- _What to do_
Render every entry exactly as it appears.

***

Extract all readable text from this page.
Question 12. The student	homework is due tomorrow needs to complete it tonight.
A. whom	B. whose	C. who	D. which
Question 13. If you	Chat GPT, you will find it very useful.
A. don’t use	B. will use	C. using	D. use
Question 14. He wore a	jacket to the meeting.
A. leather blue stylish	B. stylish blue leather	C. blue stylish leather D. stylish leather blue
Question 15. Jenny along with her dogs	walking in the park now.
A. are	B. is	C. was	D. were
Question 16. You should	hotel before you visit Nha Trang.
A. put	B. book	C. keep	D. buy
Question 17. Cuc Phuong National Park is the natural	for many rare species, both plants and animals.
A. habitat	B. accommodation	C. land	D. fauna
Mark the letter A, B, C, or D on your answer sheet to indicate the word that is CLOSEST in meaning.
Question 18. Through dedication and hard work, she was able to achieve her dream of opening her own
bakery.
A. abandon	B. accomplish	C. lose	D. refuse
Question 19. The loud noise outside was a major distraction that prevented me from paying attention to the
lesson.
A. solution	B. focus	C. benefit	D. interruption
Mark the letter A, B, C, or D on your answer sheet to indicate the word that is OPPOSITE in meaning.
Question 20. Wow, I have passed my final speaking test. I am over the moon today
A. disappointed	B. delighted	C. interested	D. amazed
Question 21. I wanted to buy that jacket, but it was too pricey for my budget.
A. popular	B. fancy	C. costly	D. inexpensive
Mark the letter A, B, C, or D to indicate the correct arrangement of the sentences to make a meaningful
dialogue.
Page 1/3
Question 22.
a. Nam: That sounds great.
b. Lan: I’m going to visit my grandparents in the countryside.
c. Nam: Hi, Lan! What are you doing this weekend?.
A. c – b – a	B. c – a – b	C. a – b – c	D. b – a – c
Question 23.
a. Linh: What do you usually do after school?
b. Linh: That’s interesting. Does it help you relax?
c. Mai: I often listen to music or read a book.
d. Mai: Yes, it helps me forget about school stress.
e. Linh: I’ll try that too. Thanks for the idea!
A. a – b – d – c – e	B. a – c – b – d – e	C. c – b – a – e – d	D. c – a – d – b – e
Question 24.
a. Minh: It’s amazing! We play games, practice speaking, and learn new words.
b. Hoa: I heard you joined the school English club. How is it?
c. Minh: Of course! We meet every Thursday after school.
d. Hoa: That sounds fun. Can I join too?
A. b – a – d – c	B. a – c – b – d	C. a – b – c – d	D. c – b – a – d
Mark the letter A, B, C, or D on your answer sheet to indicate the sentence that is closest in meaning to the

***

- _Answer to the exercise_
Extract all readable text from this page.
Question 12. The student	homework is due tomorrow needs to complete it tonight.
A. whom	B. whose	C. who	D. which
Question 13. If you	Chat GPT, you will find it very useful.
A. don’t use	B. will use	C. using	D. use
Question 14. He wore a	jacket to the meeting.
A. leather blue stylish	B. stylish blue leather	C. blue stylish leather D. stylish leather blue
Question 15. Jenny along with her dogs	walking in the park now.
A. are	B. is	C. was	D. were
Question 16. You should	hotel before you visit Nha Trang.
A. put	B. book	C. keep	D. buy
Question 17. Cuc Phuong National Park is the natural	for many rare species, both plants and animals.
A. habitat	B. accommodation	C. land	D. fauna
Mark the letter A, B, C, or D on your answer sheet to indicate the word that is CLOSEST in meaning.
Question 18. Through dedication and hard work, she was able to achieve her dream of opening her own
bakery.
A. abandon	B. accomplish	C. lose	D. refuse
Question 19. The loud noise outside was a major distraction that prevented me from paying attention to the
lesson.
A. solution	B. focus	C. benefit	D. interruption
Mark the letter A, B, C, or D on your answer sheet to indicate the word that is OPPOSITE in meaning.
Question 20. Wow, I have passed my final speaking test. I am over the moon today
A. disappointed	B. delighted	C. interested	D. amazed
Question 21. I wanted to buy that jacket, but it was too pricey for my budget.
A. popular	B. fancy	C. costly	D. inexpensive
Mark the letter A, B, C, or D to indicate the correct arrangement of the sentences to make a meaningful
dialogue.
Page 1/3
Question 22.
a. Nam: That sounds great.
b. Lan: I’m going to visit my grandparents in the countryside.
c. Nam: Hi, Lan! What are you doing this weekend?.
A. c – b – a	B. c – a – b	C. a – b – c	D. b – a – c
Question 23.
a. Linh: What do you usually do after school?
b. Linh: That’s interesting. Does it help you relax?
c. Mai: I often listen to music or read a book.
d. Mai: Yes, it helps me forget about school stress.
e. Linh: I’ll try that too. Thanks for the idea!
A. a – b – d – c – e	B. a – c – b – d – e	C. c – b – a – e – d	D. c – a – d – b – e
Question 24.
a. Minh: It’s amazing! We play games, practice speaking, and learn new words.
b. Hoa: I heard you joined the school English club. How is it?
c. Minh: Of course! We meet every Thursday after school.
d. Hoa: That sounds fun. Can I join too?
A. b – a – d – c	B. a – c – b – d	C. a – b – c – d	D. c – b – a – d
Mark the letter A, B, C, or D on your answer sheet to indicate the sentence that is closest in meaning to the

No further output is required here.